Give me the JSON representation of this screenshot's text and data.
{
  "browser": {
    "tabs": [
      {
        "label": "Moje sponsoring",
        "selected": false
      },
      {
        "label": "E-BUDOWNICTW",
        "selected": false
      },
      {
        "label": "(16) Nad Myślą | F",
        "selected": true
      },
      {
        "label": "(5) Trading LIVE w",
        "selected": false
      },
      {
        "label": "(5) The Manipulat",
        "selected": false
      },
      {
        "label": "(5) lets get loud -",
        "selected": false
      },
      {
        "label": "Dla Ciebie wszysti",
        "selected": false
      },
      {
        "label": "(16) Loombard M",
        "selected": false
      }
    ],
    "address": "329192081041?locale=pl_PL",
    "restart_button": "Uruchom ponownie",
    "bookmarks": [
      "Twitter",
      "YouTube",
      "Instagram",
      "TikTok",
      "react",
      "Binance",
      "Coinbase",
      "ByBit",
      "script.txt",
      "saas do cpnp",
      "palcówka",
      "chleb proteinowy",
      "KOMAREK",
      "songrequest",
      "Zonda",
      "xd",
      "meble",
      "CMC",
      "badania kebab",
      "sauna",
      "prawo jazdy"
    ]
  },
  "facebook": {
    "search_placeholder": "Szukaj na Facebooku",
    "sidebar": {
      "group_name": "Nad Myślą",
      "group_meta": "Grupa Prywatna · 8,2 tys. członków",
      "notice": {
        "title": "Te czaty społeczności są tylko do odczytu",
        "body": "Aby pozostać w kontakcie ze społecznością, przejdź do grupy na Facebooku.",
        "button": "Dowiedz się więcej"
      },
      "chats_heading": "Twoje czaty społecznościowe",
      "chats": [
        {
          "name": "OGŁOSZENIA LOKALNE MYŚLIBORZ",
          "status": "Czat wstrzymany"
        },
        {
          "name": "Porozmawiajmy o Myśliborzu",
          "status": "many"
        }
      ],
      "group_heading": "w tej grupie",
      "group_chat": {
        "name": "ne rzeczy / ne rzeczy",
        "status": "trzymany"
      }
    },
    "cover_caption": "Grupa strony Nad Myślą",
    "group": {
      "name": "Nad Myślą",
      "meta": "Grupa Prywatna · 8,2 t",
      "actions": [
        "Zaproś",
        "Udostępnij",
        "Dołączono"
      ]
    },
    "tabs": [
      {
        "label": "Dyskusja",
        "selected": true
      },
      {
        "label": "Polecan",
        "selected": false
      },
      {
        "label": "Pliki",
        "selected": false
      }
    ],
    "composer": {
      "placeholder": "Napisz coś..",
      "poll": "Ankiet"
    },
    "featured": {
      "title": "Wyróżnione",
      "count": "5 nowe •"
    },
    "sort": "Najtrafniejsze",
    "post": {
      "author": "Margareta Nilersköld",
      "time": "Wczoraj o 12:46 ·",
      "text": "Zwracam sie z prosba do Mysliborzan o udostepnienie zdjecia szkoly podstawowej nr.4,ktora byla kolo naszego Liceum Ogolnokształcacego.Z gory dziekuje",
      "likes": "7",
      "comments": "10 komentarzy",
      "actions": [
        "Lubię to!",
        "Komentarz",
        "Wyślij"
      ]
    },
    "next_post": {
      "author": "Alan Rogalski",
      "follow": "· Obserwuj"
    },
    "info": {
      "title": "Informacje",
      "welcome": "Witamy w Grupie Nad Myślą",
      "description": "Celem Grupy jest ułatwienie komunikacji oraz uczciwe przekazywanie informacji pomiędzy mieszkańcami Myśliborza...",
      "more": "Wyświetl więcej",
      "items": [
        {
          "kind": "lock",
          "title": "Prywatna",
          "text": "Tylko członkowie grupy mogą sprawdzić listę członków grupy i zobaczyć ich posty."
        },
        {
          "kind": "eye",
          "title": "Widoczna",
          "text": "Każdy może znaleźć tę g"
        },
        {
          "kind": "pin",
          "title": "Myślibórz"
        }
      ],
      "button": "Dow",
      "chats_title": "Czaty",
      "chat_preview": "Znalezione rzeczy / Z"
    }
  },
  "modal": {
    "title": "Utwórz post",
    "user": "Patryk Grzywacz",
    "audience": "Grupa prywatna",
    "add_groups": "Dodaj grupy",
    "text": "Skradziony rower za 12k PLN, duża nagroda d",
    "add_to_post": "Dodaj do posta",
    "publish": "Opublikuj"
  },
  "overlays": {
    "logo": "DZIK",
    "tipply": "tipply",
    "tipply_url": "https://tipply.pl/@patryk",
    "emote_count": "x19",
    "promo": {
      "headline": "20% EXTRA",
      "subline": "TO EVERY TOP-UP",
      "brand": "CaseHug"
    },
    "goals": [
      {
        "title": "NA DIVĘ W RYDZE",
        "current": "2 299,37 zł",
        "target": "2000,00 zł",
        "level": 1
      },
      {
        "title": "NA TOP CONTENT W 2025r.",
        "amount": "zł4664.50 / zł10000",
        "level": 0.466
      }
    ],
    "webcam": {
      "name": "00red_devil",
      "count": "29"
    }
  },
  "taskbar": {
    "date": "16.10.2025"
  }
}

= = = = =

- _What you are asked to do_
Using the records above, list each line that includes "członków".

- _Reply_
      "group_meta": "Grupa Prywatna · 8,2 tys. członków",
          "text": "Tylko członkowie grupy mogą sprawdzić listę członków grupy i zobaczyć ich posty."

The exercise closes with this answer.